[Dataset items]

◆ ◆ ◆ ◆ ◆

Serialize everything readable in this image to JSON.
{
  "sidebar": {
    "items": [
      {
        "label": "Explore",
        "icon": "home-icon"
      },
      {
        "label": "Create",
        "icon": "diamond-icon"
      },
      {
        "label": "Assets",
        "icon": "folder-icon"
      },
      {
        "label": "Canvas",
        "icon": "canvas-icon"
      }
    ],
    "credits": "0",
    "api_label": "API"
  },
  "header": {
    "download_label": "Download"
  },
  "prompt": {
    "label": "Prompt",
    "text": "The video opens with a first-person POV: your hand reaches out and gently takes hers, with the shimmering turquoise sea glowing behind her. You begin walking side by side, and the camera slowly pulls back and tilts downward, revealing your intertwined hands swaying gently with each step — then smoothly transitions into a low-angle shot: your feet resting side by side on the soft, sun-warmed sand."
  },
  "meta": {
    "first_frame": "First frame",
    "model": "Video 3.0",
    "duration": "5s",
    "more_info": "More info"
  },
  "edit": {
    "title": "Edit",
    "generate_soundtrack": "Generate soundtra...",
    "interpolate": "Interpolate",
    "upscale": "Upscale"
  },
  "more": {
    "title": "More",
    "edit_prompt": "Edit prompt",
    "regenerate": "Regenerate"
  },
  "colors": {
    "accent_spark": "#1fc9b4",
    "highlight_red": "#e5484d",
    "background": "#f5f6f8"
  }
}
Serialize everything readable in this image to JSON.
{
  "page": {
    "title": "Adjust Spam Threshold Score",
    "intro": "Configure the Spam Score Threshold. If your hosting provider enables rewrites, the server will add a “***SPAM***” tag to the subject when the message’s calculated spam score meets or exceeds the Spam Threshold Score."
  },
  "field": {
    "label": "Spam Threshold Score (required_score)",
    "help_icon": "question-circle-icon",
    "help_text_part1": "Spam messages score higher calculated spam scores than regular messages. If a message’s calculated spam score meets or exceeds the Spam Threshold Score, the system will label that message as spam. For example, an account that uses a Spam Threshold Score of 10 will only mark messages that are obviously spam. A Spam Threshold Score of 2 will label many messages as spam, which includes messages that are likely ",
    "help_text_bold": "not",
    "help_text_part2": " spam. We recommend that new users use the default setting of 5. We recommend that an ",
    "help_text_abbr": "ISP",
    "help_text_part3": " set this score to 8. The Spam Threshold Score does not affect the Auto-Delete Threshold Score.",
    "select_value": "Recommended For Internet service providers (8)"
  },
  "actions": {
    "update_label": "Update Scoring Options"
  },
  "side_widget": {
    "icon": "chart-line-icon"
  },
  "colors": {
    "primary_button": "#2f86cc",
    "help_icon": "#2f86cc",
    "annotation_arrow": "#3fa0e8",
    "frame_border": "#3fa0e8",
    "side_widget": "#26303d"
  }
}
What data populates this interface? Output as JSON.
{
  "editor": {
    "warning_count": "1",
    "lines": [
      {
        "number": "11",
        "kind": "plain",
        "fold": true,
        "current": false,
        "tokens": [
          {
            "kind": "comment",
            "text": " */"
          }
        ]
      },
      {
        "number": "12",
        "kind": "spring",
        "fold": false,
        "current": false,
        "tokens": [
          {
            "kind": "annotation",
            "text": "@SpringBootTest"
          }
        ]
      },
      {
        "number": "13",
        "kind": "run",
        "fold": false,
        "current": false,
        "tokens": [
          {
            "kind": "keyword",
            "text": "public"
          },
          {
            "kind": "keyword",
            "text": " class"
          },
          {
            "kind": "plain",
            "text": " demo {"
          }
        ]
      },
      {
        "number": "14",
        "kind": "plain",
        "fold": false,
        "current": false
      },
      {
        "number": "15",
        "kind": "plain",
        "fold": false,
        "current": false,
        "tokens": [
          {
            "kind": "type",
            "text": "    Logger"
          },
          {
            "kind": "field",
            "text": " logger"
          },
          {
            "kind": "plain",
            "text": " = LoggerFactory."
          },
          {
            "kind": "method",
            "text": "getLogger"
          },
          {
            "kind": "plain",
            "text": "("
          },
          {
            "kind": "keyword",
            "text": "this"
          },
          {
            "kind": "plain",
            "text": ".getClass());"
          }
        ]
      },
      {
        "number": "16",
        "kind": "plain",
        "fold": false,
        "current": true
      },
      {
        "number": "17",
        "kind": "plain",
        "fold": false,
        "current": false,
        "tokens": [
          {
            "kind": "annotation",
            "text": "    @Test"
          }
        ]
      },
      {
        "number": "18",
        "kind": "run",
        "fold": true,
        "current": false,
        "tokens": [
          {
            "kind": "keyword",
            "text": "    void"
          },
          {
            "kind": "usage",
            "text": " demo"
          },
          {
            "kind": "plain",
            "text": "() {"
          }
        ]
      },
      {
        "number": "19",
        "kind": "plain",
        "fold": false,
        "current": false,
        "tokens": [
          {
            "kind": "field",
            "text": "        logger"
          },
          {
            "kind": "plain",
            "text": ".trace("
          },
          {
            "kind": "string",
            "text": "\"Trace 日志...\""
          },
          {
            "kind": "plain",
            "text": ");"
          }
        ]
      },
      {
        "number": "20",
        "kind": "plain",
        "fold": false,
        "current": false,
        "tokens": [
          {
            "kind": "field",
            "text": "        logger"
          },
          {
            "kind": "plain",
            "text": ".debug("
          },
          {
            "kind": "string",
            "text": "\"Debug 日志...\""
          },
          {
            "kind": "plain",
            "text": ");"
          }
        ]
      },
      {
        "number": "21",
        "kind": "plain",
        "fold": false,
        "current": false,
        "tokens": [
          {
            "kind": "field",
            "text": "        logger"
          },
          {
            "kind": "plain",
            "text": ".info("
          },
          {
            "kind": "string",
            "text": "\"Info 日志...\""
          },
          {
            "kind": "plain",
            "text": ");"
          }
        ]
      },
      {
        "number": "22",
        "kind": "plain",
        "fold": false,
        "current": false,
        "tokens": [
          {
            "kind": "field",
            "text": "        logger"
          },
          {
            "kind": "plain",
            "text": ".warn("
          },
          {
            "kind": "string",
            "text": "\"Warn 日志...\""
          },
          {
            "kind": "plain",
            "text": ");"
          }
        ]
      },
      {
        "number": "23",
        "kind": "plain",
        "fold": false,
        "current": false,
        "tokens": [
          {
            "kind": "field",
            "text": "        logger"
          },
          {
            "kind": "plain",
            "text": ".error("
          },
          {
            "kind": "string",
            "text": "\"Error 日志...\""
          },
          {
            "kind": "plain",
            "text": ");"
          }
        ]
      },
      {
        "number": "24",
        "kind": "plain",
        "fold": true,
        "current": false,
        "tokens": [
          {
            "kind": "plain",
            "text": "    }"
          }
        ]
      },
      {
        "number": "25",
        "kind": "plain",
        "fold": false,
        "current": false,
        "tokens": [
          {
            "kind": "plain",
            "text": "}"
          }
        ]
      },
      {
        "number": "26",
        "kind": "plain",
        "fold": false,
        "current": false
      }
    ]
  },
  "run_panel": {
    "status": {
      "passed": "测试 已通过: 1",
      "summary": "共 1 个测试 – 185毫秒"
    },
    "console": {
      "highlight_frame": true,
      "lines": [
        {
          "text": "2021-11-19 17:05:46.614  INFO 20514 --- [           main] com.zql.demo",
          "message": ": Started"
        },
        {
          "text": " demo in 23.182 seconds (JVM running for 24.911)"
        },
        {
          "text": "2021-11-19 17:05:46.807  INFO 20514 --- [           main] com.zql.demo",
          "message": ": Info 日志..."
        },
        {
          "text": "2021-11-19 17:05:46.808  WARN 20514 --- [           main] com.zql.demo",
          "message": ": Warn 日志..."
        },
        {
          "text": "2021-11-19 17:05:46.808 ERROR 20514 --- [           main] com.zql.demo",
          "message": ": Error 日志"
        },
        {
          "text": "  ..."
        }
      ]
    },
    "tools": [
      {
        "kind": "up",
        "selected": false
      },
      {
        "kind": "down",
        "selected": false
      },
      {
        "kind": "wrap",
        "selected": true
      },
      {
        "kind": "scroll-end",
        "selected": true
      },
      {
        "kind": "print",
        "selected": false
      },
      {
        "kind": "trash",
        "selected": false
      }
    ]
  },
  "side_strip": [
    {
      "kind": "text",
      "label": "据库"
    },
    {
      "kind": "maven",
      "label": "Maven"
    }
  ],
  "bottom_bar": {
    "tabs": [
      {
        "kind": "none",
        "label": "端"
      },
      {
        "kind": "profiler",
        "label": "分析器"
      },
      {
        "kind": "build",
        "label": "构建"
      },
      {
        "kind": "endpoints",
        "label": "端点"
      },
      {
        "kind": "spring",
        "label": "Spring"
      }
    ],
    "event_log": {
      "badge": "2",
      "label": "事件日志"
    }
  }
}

◆ ◆ ◆ ◆ ◆

AIM
Count the lines in the entries that hold the word "will", and give nothing but the total.

WRITTEN ANSWER
2